_Job_. Count the lines containing "消耗的功率最大时". Give the number alone.

(Dataset entries)

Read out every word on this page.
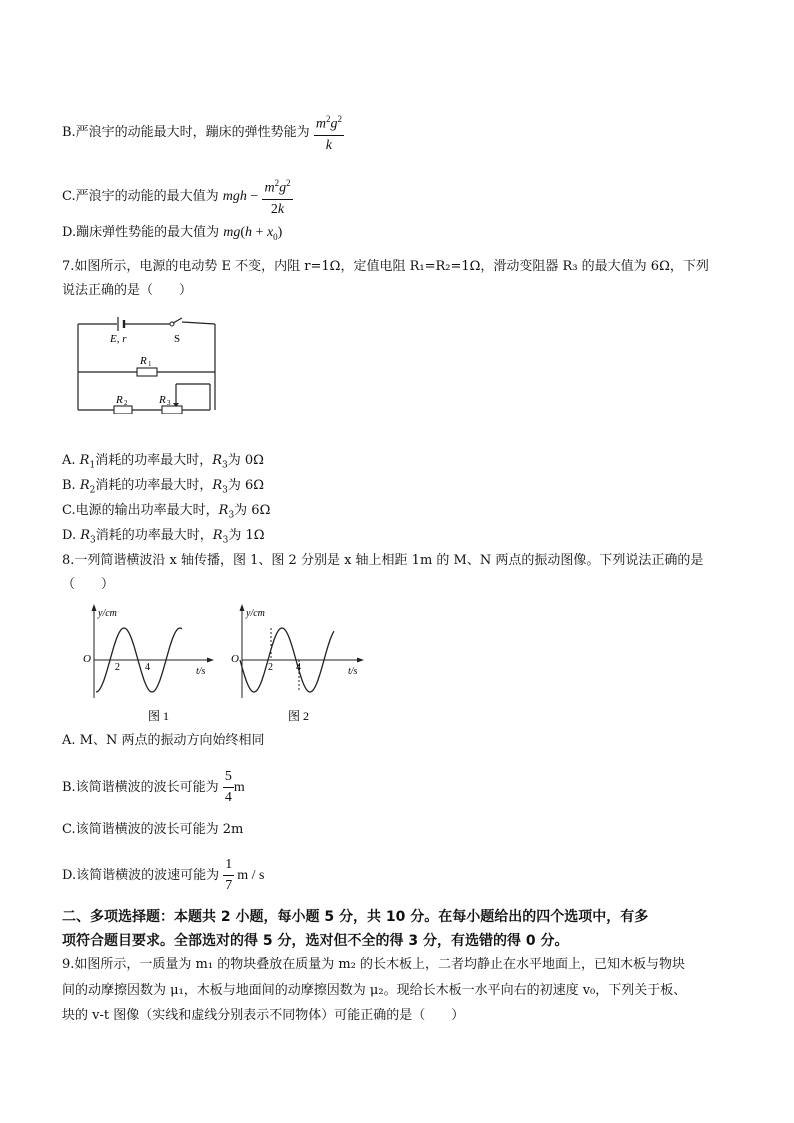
B.严浪宇的动能最大时，蹦床的弹性势能为 $\frac{m^2g^2}{k}$
C.严浪宇的动能的最大值为 mgh − $\frac{m^2g^2}{2k}$
D.蹦床弹性势能的最大值为 $mg(h + x_0)$
7.如图所示，电源的电动势 E 不变，内阻 r=1Ω，定值电阻 R₁=R₂=1Ω，滑动变阻器 R₃ 的最大值为 6Ω，下列
说法正确的是（　　）
E, r	S
R 1
R 2	R 3
A. $R_1$消耗的功率最大时，$R_3$为 0Ω
B. $R_2$消耗的功率最大时，$R_3$为 6Ω
C.电源的输出功率最大时，$R_3$为 6Ω
D. $R_3$消耗的功率最大时，$R_3$为 1Ω
8.一列简谐横波沿 x 轴传播，图 1、图 2 分别是 x 轴上相距 1m 的 M、N 两点的振动图像。下列说法正确的是
（　　）
y/cm
t/s
O
2	4
图 1
y/cm
t/s
O
2 4
图 2
A. M、N 两点的振动方向始终相同
B.该简谐横波的波长可能为 $\frac{5}{4}$ m
C.该简谐横波的波长可能为 2m
D.该简谐横波的波速可能为 $\frac{1}{7}$ m / s
二、多项选择题：本题共 2 小题，每小题 5 分，共 10 分。在每小题给出的四个选项中，有多
项符合题目要求。全部选对的得 5 分，选对但不全的得 3 分，有选错的得 0 分。
9.如图所示，一质量为 m₁ 的物块叠放在质量为 m₂ 的长木板上，二者均静止在水平地面上，已知木板与物块
间的动摩擦因数为 μ₁，木板与地面间的动摩擦因数为 μ₂。现给长木板一水平向右的初速度 v₀，下列关于板、
块的 v-t 图像（实线和虚线分别表示不同物体）可能正确的是（　　）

_Solution to the exercise_. 3